* GIVEN RECORDS *
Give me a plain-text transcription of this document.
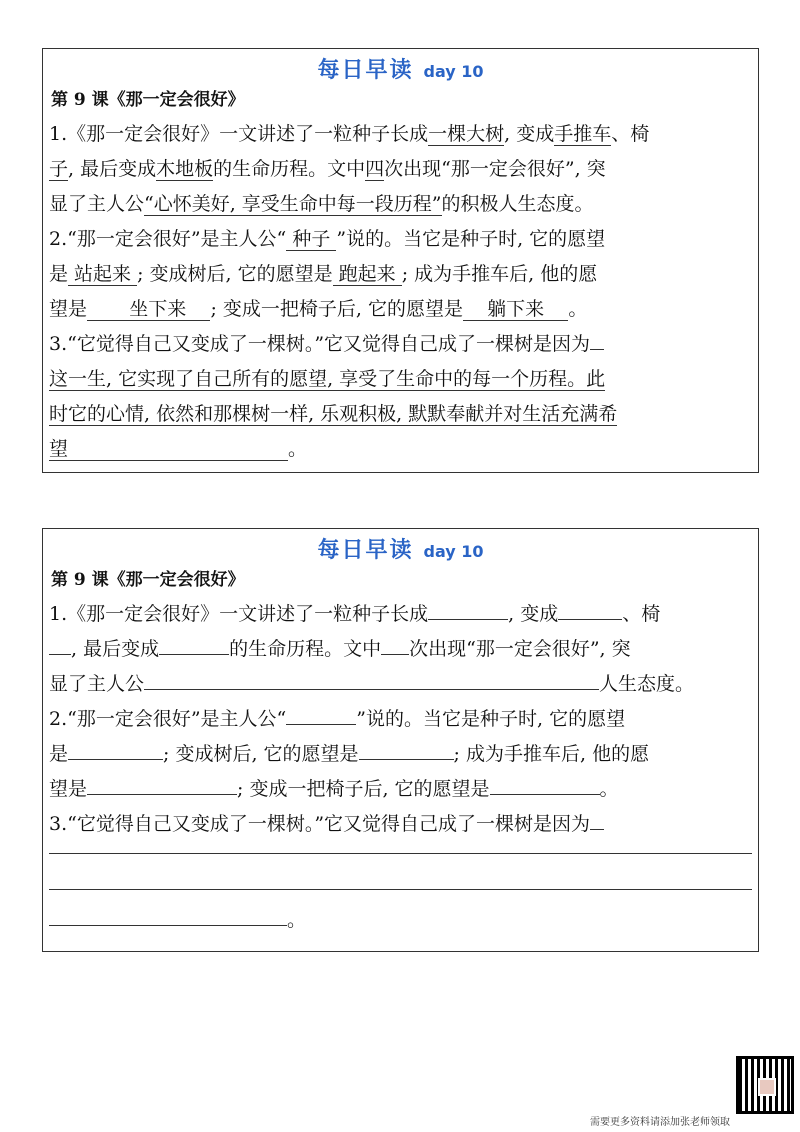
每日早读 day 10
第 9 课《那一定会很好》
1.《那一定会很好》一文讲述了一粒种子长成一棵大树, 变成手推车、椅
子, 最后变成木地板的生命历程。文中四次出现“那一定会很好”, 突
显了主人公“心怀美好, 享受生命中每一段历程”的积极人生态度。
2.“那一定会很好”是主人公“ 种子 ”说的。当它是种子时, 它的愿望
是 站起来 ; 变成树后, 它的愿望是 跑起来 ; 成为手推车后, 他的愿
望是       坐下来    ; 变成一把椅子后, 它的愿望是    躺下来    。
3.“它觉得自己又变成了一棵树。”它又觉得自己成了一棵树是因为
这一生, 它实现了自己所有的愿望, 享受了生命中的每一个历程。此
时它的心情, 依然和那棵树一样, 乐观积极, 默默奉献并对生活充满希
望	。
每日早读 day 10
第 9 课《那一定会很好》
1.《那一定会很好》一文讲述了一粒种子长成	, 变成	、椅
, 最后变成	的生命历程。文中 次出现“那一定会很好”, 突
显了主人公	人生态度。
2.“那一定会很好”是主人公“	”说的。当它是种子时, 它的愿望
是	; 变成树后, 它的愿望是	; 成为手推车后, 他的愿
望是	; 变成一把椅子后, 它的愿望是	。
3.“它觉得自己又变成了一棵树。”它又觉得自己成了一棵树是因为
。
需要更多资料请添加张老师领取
---
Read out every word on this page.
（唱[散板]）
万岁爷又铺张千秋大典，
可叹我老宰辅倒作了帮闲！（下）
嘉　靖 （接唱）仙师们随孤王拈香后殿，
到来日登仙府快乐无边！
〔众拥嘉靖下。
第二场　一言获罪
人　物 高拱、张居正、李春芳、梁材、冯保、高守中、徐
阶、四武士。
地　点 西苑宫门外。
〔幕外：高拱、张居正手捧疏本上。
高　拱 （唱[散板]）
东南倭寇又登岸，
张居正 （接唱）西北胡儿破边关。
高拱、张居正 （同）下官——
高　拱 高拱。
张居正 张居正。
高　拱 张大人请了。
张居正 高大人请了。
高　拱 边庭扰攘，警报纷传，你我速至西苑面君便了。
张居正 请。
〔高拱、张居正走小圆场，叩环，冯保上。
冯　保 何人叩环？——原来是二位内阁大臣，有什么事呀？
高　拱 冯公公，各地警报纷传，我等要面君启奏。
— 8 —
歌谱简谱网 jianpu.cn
--
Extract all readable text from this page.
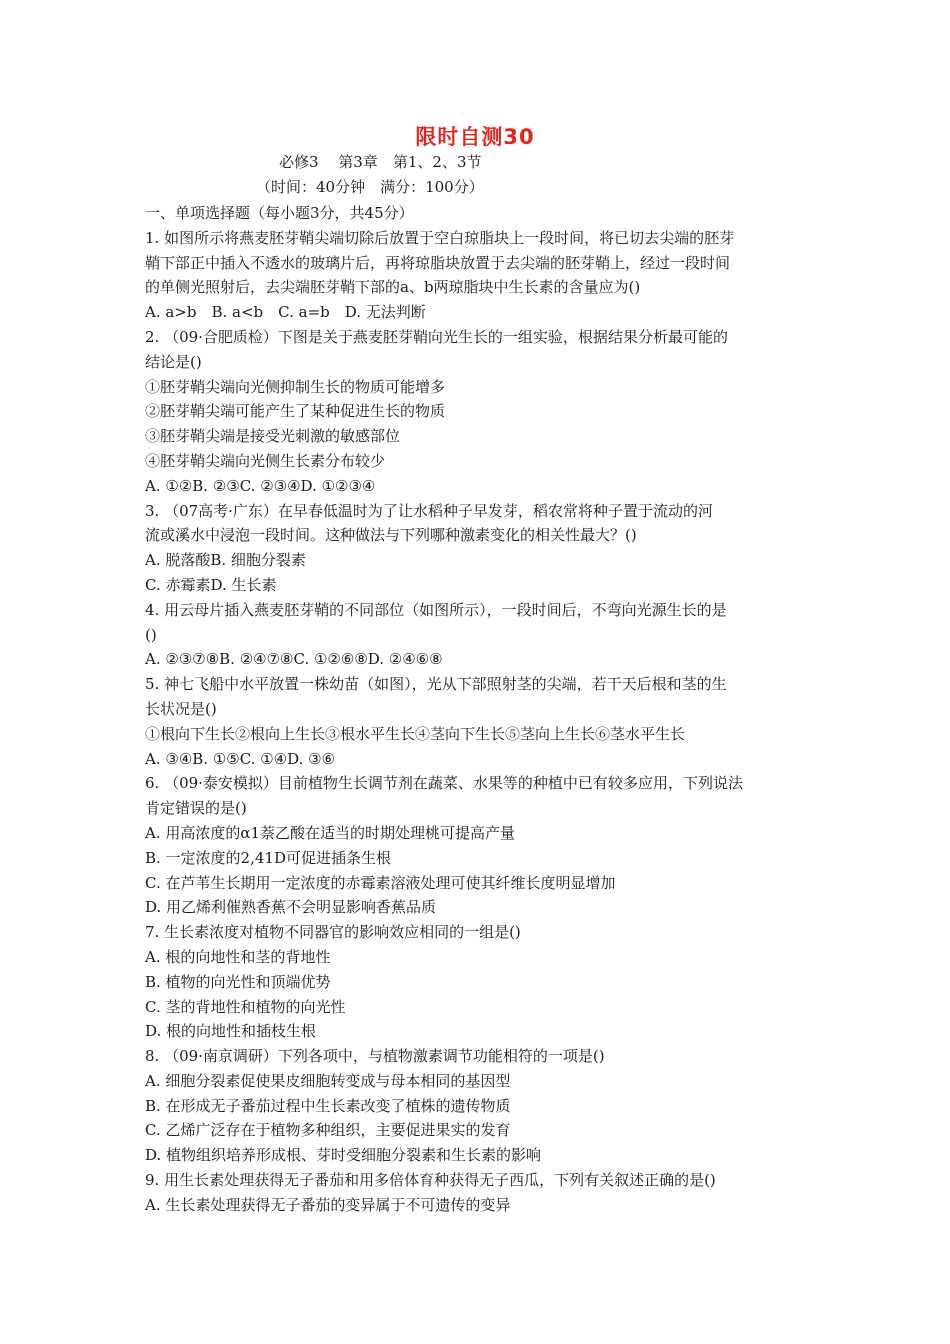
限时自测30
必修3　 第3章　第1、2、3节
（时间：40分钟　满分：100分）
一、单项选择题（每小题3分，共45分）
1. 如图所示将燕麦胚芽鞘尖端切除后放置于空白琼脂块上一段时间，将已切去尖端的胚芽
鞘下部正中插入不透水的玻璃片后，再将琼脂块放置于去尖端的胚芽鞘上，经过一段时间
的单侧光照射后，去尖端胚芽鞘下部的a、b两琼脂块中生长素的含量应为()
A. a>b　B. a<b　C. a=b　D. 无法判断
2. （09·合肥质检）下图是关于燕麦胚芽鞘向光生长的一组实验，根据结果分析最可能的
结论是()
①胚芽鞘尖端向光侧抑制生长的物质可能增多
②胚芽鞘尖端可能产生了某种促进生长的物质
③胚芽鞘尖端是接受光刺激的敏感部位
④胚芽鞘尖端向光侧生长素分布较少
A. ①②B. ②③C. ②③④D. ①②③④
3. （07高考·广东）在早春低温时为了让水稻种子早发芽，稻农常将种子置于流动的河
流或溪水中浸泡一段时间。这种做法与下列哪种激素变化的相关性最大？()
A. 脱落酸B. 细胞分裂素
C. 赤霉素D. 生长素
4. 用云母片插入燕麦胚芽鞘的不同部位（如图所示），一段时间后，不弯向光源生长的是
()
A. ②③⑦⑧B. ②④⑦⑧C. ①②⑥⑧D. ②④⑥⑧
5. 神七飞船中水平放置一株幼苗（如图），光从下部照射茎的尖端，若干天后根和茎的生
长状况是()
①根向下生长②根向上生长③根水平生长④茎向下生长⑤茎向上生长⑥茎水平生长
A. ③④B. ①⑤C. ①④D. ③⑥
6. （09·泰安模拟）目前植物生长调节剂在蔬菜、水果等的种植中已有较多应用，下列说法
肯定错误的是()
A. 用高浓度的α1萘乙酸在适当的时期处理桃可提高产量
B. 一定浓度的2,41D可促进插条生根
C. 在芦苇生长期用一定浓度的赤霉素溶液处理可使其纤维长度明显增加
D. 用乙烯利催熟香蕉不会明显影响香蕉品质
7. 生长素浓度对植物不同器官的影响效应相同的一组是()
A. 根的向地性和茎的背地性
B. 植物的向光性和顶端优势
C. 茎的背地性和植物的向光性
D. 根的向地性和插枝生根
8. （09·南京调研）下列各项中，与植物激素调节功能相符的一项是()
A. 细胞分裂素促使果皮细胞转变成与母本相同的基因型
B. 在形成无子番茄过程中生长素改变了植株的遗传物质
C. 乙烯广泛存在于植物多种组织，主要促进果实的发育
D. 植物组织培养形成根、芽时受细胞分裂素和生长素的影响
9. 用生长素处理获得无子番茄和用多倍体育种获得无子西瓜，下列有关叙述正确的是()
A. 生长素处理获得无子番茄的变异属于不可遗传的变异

* TASK PROMPT *
Identify every line above that includes the word "变成树后", and show those lines.

* TASK ANSWER *
是 站起来 ; 变成树后, 它的愿望是 跑起来 ; 成为手推车后, 他的愿
是	; 变成树后, 它的愿望是	; 成为手推车后, 他的愿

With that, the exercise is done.